━━ Entries supplied

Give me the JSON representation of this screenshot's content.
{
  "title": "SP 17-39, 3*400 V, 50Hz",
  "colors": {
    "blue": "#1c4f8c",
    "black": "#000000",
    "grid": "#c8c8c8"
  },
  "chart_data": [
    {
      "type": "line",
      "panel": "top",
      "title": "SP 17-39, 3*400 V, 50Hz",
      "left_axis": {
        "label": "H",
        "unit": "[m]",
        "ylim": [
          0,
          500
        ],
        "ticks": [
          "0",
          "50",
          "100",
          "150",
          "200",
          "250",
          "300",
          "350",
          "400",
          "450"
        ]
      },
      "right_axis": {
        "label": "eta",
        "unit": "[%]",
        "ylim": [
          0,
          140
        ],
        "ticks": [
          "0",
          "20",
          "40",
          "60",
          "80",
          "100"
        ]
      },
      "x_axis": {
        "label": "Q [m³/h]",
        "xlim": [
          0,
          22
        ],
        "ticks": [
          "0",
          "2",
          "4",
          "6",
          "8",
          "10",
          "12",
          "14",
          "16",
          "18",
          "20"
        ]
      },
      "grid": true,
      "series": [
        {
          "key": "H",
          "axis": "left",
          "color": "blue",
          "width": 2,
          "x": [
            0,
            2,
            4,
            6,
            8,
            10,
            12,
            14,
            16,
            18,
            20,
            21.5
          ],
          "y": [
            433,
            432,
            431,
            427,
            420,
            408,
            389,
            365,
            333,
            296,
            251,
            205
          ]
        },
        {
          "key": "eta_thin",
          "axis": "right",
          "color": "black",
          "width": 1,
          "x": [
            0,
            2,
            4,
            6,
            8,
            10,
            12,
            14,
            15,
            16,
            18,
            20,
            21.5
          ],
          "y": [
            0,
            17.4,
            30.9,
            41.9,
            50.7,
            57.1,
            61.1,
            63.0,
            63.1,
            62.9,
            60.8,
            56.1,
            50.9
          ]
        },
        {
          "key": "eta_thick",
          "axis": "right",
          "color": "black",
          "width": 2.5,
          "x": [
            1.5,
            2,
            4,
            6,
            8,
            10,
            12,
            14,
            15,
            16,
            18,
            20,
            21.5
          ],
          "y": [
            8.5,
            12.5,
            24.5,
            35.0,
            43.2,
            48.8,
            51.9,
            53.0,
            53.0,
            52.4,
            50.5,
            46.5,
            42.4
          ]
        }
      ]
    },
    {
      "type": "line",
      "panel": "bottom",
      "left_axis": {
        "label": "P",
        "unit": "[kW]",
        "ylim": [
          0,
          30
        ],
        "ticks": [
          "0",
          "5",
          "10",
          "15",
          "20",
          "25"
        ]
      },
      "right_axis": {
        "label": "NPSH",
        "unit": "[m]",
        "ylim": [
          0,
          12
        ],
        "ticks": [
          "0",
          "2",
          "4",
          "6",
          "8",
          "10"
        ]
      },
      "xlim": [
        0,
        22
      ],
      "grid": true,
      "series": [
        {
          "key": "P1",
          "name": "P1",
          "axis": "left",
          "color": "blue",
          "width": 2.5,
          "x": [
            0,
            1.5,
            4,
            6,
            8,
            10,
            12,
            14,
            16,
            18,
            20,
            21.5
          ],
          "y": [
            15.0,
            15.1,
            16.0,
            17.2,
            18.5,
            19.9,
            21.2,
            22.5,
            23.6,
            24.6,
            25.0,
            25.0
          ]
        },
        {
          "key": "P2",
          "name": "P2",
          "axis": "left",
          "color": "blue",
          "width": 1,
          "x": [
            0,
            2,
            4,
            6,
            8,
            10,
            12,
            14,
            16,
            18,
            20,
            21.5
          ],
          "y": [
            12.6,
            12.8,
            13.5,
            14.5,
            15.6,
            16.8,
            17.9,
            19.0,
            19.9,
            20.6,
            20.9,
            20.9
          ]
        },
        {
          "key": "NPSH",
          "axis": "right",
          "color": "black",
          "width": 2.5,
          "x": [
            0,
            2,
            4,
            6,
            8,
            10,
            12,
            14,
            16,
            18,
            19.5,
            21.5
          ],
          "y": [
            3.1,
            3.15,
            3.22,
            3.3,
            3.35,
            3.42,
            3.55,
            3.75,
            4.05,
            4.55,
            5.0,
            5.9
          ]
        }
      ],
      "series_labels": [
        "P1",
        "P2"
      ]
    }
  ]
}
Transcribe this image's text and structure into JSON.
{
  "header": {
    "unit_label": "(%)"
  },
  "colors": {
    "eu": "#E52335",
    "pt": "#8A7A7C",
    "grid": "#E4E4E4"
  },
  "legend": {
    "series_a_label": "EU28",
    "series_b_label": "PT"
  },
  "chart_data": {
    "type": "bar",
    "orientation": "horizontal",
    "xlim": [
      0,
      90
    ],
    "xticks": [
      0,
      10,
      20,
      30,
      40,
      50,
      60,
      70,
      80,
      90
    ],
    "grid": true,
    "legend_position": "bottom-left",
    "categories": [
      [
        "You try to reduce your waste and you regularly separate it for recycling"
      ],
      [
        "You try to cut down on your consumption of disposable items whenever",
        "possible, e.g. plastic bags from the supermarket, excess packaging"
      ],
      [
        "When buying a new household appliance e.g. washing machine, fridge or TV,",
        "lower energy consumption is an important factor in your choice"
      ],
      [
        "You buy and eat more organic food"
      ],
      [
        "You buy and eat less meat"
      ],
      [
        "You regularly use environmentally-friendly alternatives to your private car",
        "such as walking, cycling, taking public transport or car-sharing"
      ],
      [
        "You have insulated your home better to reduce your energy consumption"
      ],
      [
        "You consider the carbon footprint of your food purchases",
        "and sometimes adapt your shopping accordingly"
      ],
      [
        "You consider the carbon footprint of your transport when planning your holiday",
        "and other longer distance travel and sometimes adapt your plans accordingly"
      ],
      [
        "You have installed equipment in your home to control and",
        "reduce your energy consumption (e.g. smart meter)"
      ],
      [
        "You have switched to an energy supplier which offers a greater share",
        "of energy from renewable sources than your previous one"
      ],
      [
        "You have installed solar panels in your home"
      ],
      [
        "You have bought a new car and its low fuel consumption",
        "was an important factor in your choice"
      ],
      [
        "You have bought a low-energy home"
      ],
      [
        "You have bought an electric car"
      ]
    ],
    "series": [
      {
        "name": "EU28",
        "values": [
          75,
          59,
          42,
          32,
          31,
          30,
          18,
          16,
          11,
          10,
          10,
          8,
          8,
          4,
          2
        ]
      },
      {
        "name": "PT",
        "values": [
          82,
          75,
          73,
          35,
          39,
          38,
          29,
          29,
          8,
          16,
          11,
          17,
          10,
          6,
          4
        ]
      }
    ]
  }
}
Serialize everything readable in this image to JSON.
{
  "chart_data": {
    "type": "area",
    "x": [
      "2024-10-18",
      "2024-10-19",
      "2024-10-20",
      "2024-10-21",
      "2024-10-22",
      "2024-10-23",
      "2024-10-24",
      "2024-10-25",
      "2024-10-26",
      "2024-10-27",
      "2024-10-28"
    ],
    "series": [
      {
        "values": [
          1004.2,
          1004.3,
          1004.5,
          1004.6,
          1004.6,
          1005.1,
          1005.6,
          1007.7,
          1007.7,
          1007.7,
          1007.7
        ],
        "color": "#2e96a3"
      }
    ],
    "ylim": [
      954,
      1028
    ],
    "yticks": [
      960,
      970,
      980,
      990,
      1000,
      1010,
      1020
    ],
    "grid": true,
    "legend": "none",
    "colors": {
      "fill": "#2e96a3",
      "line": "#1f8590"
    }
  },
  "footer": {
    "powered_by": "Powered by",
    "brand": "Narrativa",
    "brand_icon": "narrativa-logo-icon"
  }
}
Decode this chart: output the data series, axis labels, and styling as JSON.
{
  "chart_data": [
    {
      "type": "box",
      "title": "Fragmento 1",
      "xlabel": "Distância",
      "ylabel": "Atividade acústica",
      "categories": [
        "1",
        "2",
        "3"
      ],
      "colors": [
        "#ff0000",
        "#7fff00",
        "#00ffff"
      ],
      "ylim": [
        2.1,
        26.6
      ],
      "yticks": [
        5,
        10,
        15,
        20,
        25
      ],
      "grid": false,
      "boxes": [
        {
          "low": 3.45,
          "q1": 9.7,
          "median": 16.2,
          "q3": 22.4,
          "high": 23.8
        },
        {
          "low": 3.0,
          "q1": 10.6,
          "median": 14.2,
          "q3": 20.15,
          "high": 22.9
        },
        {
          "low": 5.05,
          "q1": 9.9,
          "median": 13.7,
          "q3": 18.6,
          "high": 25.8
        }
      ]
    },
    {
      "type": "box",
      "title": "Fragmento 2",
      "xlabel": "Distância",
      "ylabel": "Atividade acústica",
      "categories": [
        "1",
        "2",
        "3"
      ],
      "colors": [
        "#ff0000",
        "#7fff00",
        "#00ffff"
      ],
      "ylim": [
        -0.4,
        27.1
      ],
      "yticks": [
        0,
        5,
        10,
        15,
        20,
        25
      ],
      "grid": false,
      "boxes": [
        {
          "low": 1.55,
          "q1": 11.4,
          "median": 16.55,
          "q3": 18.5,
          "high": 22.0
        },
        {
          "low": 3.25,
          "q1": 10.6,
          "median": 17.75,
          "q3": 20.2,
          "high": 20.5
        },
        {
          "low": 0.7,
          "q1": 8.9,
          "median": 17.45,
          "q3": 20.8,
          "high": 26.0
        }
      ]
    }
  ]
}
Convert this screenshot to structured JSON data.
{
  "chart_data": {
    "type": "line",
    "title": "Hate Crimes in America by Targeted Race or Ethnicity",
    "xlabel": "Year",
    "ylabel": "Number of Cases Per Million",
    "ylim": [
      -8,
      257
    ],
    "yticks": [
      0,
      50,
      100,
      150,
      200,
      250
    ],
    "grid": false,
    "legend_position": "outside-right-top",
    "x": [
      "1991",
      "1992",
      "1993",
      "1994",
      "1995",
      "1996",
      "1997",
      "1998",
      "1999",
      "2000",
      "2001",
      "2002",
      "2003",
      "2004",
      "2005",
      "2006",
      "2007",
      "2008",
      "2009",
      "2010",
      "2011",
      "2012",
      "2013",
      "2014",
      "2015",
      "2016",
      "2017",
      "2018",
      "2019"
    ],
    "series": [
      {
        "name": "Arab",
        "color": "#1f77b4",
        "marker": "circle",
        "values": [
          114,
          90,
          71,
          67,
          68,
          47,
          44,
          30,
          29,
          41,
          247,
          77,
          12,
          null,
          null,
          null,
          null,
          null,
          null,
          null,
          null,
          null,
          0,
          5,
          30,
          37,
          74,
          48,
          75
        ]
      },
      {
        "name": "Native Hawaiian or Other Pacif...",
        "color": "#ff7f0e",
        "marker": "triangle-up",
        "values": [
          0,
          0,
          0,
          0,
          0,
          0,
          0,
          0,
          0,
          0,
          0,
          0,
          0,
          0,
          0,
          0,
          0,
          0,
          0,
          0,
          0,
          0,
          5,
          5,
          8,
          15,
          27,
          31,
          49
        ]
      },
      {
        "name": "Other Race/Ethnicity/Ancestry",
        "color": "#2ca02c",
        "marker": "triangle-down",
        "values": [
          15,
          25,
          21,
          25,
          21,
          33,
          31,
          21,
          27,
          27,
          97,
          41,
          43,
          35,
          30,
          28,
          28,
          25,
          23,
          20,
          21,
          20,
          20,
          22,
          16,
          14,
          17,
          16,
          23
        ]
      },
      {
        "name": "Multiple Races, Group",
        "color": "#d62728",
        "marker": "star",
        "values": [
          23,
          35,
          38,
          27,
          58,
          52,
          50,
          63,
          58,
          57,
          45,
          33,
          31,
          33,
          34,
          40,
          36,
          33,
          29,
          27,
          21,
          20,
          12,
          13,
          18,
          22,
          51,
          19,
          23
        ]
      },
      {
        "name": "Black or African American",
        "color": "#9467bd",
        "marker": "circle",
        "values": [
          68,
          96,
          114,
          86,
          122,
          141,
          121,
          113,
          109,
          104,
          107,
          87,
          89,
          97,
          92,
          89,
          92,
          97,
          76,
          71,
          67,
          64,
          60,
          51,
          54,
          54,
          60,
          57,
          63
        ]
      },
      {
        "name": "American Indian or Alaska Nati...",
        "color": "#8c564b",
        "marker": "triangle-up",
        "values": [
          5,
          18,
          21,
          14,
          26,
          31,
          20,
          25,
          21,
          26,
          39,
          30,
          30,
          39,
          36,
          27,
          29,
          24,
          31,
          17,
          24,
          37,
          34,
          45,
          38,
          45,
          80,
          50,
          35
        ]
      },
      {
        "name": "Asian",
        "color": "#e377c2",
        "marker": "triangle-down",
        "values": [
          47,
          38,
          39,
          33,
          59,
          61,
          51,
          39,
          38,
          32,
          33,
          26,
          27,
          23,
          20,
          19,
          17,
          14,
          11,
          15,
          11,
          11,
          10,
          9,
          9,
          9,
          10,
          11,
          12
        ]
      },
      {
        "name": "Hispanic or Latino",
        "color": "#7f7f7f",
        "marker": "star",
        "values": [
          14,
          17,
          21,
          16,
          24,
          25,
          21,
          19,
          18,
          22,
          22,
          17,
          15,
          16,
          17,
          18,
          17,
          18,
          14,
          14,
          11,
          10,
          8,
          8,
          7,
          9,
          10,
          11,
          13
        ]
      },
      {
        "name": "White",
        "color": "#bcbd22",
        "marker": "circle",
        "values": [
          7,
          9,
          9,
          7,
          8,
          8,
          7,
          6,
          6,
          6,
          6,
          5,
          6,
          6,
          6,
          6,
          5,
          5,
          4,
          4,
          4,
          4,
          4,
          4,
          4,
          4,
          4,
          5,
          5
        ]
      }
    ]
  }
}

━━━━

Find how many lines hold the string "title", and state that number alone.

5